[[ Extract open ]]
Monday, 4 January 2010

The gilt edged strike is back

I remember writing in the 1970s about the possibility of a gilt edged strike: the risk that the markets would refuse to buy government debt or at least in the quantities that was needed. Now that is back as a real risk given the huge amounts of government debt that have to be serviced. Even a small increase in the cost of government debt would have a big impact on the deficit.

However, if one started to cut two deeply and too quickly, one might produce a 'W' shaped recession. No great surprise then that economists (once again) are divided down the middle about what should be done: The economy

I tend the share the view of the CBI's chief economist: it is not the starting point that matters so much as the medium-term credibility of the plan.

This article also argues that what Britain needs is not shock therapy but a credible five year plan: Therapy

The risk is that a new Conservative Government would seek to hit the ground running by making deep cuts; the resultant rise in unemployment would hit the recovery; and the Government would become unpopular on two fronts - reduced public services and poor economic performance. Some of this could no doubt be blamed on Labour, but that alibi would wear thin after a while.
[[ Extract closed ]]
[[ The data open ]]
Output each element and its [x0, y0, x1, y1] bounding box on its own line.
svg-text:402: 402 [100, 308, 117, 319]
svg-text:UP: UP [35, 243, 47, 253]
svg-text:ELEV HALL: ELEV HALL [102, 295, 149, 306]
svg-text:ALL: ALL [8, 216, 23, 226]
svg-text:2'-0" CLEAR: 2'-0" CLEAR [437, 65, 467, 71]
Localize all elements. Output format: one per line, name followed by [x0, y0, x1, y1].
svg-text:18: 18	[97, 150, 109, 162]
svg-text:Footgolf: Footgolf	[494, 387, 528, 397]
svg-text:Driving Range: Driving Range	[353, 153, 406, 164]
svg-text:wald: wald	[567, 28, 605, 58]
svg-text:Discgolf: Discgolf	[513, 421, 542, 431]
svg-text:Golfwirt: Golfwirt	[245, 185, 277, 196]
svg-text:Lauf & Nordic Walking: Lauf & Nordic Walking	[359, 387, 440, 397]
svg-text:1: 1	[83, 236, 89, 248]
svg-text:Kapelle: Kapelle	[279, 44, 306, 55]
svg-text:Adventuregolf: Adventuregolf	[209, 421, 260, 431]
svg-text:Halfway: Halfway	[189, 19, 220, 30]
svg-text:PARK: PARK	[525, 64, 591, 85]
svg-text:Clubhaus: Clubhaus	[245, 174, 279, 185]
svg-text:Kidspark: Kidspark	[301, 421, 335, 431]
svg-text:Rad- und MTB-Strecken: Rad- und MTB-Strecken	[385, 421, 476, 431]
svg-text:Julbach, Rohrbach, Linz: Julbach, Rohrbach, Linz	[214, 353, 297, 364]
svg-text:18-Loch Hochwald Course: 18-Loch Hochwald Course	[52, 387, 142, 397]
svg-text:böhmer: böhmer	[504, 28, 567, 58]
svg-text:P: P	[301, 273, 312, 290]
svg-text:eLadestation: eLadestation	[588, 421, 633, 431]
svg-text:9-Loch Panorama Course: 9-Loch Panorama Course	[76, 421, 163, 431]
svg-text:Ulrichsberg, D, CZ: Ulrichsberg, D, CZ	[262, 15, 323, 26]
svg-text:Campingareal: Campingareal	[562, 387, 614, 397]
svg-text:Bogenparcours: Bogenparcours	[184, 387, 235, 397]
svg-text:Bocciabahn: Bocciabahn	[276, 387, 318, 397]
[[ The data closed ]]
What you will do:
a: In the post on the gilt edged strike, whose view does the writer tend to share?
b: List each step in the chain of events that the last paragraph of the post on the gilt edged strike describes as a risk.
This listing has no connection to the post on the gilt edged strike.

Solutions by task:
a: The view of the CBI's chief economist.

b:
- A new Conservative Government seeks to hit the ground running by making deep cuts.
- The resulting rise in unemployment hits the recovery.
- The Government becomes unpopular on two fronts: reduced public services and poor economic performance.